▶ _SHORT TASK_
Produce the listing below again, exactly as shown.

## start MATERIAL FOR THIS EXERCISE

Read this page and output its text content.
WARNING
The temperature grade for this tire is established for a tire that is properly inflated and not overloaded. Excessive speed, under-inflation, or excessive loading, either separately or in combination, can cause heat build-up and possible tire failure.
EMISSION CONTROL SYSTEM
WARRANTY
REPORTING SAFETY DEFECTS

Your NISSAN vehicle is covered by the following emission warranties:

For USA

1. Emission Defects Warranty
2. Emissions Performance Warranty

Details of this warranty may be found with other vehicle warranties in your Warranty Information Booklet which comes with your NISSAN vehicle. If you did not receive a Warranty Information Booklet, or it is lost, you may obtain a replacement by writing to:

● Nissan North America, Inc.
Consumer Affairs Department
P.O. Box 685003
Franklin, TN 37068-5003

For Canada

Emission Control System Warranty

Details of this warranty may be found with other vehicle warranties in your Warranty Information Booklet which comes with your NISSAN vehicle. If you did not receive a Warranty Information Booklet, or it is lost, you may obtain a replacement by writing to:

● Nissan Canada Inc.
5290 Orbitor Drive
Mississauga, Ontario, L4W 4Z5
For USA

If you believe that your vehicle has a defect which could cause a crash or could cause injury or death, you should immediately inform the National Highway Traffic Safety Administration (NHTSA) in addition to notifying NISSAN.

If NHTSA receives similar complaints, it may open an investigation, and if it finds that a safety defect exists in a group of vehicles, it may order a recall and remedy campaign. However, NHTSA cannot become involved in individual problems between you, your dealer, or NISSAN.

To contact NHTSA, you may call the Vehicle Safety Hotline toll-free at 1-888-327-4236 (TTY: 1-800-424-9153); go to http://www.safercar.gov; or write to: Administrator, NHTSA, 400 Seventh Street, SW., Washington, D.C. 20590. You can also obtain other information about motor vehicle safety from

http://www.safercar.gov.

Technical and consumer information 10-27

## end MATERIAL FOR THIS EXERCISE

▶ _FULL SOLUTION_
Read this page and output its text content.
WARNING
The temperature grade for this tire is established for a tire that is properly inflated and not overloaded. Excessive speed, under-inflation, or excessive loading, either separately or in combination, can cause heat build-up and possible tire failure.
EMISSION CONTROL SYSTEM
WARRANTY
REPORTING SAFETY DEFECTS

Your NISSAN vehicle is covered by the following emission warranties:

For USA

1. Emission Defects Warranty
2. Emissions Performance Warranty

Details of this warranty may be found with other vehicle warranties in your Warranty Information Booklet which comes with your NISSAN vehicle. If you did not receive a Warranty Information Booklet, or it is lost, you may obtain a replacement by writing to:

● Nissan North America, Inc.
Consumer Affairs Department
P.O. Box 685003
Franklin, TN 37068-5003

For Canada

Emission Control System Warranty

Details of this warranty may be found with other vehicle warranties in your Warranty Information Booklet which comes with your NISSAN vehicle. If you did not receive a Warranty Information Booklet, or it is lost, you may obtain a replacement by writing to:

● Nissan Canada Inc.
5290 Orbitor Drive
Mississauga, Ontario, L4W 4Z5
For USA

If you believe that your vehicle has a defect which could cause a crash or could cause injury or death, you should immediately inform the National Highway Traffic Safety Administration (NHTSA) in addition to notifying NISSAN.

If NHTSA receives similar complaints, it may open an investigation, and if it finds that a safety defect exists in a group of vehicles, it may order a recall and remedy campaign. However, NHTSA cannot become involved in individual problems between you, your dealer, or NISSAN.

To contact NHTSA, you may call the Vehicle Safety Hotline toll-free at 1-888-327-4236 (TTY: 1-800-424-9153); go to http://www.safercar.gov; or write to: Administrator, NHTSA, 400 Seventh Street, SW., Washington, D.C. 20590. You can also obtain other information about motor vehicle safety from

http://www.safercar.gov.

Technical and consumer information 10-27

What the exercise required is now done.